TO BE DONE.
Search the records for "التدخين". Copy every line where it appears.

PROVIDED RECORDS.
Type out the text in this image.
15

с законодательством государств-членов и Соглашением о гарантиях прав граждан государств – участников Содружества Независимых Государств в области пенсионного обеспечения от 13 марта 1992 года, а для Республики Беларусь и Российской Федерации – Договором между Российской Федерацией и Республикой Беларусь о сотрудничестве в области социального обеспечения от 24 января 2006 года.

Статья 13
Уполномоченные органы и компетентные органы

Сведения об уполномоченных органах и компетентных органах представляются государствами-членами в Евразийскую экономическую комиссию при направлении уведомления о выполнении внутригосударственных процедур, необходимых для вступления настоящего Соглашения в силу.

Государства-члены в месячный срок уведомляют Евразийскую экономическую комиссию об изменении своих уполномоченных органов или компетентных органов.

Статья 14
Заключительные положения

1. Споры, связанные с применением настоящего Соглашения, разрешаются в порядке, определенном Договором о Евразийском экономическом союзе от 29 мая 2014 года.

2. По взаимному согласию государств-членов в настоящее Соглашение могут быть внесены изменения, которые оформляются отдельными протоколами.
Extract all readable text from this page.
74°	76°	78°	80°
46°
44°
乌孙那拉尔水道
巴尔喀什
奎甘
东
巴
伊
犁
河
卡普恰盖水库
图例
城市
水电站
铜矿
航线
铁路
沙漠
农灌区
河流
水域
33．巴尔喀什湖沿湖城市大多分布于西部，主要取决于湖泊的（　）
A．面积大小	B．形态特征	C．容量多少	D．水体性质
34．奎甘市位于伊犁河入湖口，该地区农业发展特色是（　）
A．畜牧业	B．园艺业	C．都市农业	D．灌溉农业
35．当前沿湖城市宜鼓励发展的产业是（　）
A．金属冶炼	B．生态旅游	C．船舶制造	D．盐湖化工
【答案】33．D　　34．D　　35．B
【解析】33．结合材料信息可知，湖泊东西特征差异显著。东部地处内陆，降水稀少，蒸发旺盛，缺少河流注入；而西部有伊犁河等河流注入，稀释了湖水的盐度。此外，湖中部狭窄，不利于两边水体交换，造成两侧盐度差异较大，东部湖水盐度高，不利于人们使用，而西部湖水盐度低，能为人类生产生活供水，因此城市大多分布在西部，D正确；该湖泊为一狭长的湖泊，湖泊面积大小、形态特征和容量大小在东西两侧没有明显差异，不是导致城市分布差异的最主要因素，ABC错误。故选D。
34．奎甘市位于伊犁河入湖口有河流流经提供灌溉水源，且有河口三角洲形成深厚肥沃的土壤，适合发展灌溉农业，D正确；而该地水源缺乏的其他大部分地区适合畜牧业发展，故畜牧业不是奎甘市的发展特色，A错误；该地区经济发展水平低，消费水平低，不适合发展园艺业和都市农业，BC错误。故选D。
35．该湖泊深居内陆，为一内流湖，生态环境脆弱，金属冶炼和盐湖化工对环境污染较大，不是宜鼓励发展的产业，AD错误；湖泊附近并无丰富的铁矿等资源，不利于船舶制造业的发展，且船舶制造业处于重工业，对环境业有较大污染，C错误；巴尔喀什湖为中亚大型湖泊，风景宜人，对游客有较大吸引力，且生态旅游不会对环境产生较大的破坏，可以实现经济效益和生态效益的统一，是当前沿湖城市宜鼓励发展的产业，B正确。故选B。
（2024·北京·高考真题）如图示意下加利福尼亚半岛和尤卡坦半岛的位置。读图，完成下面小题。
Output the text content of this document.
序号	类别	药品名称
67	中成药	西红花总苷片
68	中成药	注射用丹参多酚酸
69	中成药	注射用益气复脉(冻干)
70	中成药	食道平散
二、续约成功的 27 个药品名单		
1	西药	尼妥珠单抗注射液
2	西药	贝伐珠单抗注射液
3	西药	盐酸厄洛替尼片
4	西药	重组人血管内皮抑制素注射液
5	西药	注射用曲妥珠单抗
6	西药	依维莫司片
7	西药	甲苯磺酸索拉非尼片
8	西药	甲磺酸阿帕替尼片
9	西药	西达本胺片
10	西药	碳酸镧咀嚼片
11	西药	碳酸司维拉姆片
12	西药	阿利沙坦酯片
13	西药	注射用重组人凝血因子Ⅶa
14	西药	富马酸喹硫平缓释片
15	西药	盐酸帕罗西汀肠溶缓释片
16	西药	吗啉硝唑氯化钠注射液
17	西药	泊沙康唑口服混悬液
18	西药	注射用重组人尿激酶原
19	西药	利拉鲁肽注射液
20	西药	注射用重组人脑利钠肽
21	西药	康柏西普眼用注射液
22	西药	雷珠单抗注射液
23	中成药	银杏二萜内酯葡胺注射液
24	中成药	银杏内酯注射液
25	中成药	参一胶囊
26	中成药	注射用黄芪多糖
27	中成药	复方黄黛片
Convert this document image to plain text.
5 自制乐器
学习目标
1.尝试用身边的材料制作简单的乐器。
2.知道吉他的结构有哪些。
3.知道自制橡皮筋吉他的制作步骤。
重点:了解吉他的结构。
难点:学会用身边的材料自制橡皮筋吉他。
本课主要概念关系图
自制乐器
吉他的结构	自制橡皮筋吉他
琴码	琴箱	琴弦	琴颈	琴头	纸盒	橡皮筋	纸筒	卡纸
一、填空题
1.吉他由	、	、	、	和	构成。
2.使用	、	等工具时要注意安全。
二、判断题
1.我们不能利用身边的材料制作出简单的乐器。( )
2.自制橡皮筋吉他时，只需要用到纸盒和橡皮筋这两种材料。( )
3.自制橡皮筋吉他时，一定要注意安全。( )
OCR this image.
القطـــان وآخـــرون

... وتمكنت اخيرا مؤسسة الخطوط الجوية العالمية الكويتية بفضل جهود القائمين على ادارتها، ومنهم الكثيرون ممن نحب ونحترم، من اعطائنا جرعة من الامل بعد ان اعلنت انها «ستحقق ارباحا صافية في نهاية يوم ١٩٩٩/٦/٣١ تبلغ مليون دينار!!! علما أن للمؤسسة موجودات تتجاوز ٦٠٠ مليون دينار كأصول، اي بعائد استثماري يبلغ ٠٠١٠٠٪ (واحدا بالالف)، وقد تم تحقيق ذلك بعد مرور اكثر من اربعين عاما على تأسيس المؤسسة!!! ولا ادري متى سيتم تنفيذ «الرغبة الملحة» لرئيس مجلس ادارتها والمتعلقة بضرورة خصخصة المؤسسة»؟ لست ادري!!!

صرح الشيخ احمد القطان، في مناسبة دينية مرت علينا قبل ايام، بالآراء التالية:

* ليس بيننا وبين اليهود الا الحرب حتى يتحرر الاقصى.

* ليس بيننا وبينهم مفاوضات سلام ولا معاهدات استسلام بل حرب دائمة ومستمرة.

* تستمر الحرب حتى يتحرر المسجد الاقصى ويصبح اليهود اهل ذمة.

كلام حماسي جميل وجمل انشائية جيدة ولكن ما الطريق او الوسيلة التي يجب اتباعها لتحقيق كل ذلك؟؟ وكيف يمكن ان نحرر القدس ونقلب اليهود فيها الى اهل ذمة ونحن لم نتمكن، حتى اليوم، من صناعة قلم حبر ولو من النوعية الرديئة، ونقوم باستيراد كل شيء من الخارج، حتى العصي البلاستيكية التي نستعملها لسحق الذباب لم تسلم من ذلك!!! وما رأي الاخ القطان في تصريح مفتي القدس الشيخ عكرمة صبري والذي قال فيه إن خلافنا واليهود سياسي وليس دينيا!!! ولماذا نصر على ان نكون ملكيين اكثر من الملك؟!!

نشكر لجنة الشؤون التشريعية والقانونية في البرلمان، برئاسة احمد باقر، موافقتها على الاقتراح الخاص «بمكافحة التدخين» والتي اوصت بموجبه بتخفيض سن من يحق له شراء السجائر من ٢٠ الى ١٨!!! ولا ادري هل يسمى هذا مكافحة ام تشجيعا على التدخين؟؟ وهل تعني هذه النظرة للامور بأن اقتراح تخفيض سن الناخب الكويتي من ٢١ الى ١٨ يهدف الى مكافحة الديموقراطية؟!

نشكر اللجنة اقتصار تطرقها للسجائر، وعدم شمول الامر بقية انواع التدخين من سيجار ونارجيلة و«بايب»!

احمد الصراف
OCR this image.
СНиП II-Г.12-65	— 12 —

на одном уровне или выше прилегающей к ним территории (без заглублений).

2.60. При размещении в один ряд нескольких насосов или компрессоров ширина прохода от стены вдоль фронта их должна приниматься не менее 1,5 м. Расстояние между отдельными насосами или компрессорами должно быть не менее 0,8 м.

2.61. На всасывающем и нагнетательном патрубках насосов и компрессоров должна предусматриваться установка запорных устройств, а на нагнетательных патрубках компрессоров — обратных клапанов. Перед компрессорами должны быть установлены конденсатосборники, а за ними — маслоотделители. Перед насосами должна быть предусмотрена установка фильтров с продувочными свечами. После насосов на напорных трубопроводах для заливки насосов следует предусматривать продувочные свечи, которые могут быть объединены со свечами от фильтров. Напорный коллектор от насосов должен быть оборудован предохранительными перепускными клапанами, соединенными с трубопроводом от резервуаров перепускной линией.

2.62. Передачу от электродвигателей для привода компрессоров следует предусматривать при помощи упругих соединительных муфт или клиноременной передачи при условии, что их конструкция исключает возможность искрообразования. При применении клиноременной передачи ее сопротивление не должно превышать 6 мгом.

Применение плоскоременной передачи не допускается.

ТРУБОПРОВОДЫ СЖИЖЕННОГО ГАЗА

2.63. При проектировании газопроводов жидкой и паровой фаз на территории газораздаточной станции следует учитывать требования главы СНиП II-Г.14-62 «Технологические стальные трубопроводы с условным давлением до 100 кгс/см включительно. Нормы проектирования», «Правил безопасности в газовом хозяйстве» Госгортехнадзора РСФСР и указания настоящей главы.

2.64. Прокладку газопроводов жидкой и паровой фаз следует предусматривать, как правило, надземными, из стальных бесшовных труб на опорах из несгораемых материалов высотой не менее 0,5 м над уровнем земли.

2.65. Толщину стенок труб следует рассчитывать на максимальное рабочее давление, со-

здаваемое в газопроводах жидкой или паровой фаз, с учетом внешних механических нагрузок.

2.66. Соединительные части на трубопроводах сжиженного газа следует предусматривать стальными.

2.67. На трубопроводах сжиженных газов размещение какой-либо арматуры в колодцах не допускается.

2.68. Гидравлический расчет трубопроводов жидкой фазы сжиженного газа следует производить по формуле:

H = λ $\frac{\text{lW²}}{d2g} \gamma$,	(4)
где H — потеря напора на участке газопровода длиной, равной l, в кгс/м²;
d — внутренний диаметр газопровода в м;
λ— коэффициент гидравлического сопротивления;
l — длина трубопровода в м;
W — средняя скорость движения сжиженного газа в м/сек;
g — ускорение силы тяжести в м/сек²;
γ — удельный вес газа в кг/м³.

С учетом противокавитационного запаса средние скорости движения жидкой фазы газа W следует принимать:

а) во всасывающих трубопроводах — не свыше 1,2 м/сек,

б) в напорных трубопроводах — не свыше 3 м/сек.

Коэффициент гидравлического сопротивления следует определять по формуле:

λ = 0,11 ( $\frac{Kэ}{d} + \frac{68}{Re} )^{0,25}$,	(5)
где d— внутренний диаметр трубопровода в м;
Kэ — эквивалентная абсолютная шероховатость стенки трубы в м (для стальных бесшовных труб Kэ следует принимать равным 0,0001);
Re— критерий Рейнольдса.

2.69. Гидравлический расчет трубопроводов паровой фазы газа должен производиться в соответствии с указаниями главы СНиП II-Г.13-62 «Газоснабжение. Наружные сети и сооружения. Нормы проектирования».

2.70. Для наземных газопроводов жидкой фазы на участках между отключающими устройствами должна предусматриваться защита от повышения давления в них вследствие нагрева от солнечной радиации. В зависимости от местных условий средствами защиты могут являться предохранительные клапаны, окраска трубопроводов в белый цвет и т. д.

OUTPUT OF THE TASK.
نشكر لجنة الشؤون التشريعية والقانونية في البرلمان، برئاسة احمد باقر، موافقتها على الاقتراح الخاص «بمكافحة التدخين» والتي اوصت بموجبه بتخفيض سن من يحق له شراء السجائر من ٢٠ الى ١٨!!! ولا ادري هل يسمى هذا مكافحة ام تشجيعا على التدخين؟؟ وهل تعني هذه النظرة للامور بأن اقتراح تخفيض سن الناخب الكويتي من ٢١ الى ١٨ يهدف الى مكافحة الديموقراطية؟!
نشكر اللجنة اقتصار تطرقها للسجائر، وعدم شمول الامر بقية انواع التدخين من سيجار ونارجيلة و«بايب»!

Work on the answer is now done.